[DATASET start]

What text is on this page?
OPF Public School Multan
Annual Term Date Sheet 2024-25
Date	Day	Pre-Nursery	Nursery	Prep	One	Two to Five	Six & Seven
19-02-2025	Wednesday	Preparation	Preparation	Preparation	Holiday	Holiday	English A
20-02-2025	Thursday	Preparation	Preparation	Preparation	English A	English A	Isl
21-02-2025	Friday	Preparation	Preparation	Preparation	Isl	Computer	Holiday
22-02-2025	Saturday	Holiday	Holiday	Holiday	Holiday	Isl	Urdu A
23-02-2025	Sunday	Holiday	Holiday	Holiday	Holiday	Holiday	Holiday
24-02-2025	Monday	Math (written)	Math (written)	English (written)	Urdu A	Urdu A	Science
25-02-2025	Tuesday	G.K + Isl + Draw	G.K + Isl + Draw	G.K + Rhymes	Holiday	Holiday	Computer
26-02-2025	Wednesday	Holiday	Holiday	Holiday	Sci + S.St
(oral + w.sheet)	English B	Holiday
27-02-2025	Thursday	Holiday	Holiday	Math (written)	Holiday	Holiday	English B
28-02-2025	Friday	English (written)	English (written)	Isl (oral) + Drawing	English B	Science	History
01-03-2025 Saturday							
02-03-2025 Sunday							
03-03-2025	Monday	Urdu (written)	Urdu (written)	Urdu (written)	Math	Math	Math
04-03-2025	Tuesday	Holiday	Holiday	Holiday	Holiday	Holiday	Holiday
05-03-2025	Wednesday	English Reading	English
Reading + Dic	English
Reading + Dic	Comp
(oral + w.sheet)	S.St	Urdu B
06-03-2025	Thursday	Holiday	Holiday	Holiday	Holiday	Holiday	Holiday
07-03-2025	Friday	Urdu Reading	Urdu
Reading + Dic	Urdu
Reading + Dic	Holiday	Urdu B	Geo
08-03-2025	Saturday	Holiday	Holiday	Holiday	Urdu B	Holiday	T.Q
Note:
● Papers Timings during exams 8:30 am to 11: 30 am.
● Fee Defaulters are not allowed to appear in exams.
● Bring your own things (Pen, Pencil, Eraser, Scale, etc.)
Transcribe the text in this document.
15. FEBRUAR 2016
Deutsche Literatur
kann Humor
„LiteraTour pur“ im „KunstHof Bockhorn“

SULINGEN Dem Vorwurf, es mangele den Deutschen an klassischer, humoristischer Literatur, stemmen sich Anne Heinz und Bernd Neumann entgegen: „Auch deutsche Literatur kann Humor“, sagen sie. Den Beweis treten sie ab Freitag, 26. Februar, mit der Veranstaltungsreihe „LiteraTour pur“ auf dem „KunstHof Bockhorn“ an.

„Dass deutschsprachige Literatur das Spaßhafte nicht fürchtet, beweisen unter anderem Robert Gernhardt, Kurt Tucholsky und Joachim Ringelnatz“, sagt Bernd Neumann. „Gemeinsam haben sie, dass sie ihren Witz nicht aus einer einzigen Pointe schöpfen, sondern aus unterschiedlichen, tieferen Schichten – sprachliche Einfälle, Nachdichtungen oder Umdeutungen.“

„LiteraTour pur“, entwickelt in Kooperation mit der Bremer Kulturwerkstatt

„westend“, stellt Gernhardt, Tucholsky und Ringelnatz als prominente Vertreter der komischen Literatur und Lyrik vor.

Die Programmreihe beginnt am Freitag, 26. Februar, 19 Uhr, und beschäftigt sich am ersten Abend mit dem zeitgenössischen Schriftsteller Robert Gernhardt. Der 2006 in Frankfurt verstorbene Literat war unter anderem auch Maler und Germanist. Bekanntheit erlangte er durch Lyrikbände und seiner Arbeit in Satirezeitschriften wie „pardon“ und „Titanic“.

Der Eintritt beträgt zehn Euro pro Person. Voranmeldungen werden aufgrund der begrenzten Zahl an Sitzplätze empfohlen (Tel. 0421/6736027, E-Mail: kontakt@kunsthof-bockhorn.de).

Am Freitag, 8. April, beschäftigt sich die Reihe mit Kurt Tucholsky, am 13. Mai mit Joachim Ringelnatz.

[DATASET end]

Copy all of the data exactly.

◆ **RESULT OF THIS TASK**:
What text is on this page?
OPF Public School Multan
Annual Term Date Sheet 2024-25
Date	Day	Pre-Nursery	Nursery	Prep	One	Two to Five	Six & Seven
19-02-2025	Wednesday	Preparation	Preparation	Preparation	Holiday	Holiday	English A
20-02-2025	Thursday	Preparation	Preparation	Preparation	English A	English A	Isl
21-02-2025	Friday	Preparation	Preparation	Preparation	Isl	Computer	Holiday
22-02-2025	Saturday	Holiday	Holiday	Holiday	Holiday	Isl	Urdu A
23-02-2025	Sunday	Holiday	Holiday	Holiday	Holiday	Holiday	Holiday
24-02-2025	Monday	Math (written)	Math (written)	English (written)	Urdu A	Urdu A	Science
25-02-2025	Tuesday	G.K + Isl + Draw	G.K + Isl + Draw	G.K + Rhymes	Holiday	Holiday	Computer
26-02-2025	Wednesday	Holiday	Holiday	Holiday	Sci + S.St
(oral + w.sheet)	English B	Holiday
27-02-2025	Thursday	Holiday	Holiday	Math (written)	Holiday	Holiday	English B
28-02-2025	Friday	English (written)	English (written)	Isl (oral) + Drawing	English B	Science	History
01-03-2025 Saturday							
02-03-2025 Sunday							
03-03-2025	Monday	Urdu (written)	Urdu (written)	Urdu (written)	Math	Math	Math
04-03-2025	Tuesday	Holiday	Holiday	Holiday	Holiday	Holiday	Holiday
05-03-2025	Wednesday	English Reading	English
Reading + Dic	English
Reading + Dic	Comp
(oral + w.sheet)	S.St	Urdu B
06-03-2025	Thursday	Holiday	Holiday	Holiday	Holiday	Holiday	Holiday
07-03-2025	Friday	Urdu Reading	Urdu
Reading + Dic	Urdu
Reading + Dic	Holiday	Urdu B	Geo
08-03-2025	Saturday	Holiday	Holiday	Holiday	Urdu B	Holiday	T.Q
Note:
● Papers Timings during exams 8:30 am to 11: 30 am.
● Fee Defaulters are not allowed to appear in exams.
● Bring your own things (Pen, Pencil, Eraser, Scale, etc.)
Transcribe the text in this document.
15. FEBRUAR 2016
Deutsche Literatur
kann Humor
„LiteraTour pur“ im „KunstHof Bockhorn“

SULINGEN Dem Vorwurf, es mangele den Deutschen an klassischer, humoristischer Literatur, stemmen sich Anne Heinz und Bernd Neumann entgegen: „Auch deutsche Literatur kann Humor“, sagen sie. Den Beweis treten sie ab Freitag, 26. Februar, mit der Veranstaltungsreihe „LiteraTour pur“ auf dem „KunstHof Bockhorn“ an.

„Dass deutschsprachige Literatur das Spaßhafte nicht fürchtet, beweisen unter anderem Robert Gernhardt, Kurt Tucholsky und Joachim Ringelnatz“, sagt Bernd Neumann. „Gemeinsam haben sie, dass sie ihren Witz nicht aus einer einzigen Pointe schöpfen, sondern aus unterschiedlichen, tieferen Schichten – sprachliche Einfälle, Nachdichtungen oder Umdeutungen.“

„LiteraTour pur“, entwickelt in Kooperation mit der Bremer Kulturwerkstatt

„westend“, stellt Gernhardt, Tucholsky und Ringelnatz als prominente Vertreter der komischen Literatur und Lyrik vor.

Die Programmreihe beginnt am Freitag, 26. Februar, 19 Uhr, und beschäftigt sich am ersten Abend mit dem zeitgenössischen Schriftsteller Robert Gernhardt. Der 2006 in Frankfurt verstorbene Literat war unter anderem auch Maler und Germanist. Bekanntheit erlangte er durch Lyrikbände und seiner Arbeit in Satirezeitschriften wie „pardon“ und „Titanic“.

Der Eintritt beträgt zehn Euro pro Person. Voranmeldungen werden aufgrund der begrenzten Zahl an Sitzplätze empfohlen (Tel. 0421/6736027, E-Mail: kontakt@kunsthof-bockhorn.de).

Am Freitag, 8. April, beschäftigt sich die Reihe mit Kurt Tucholsky, am 13. Mai mit Joachim Ringelnatz.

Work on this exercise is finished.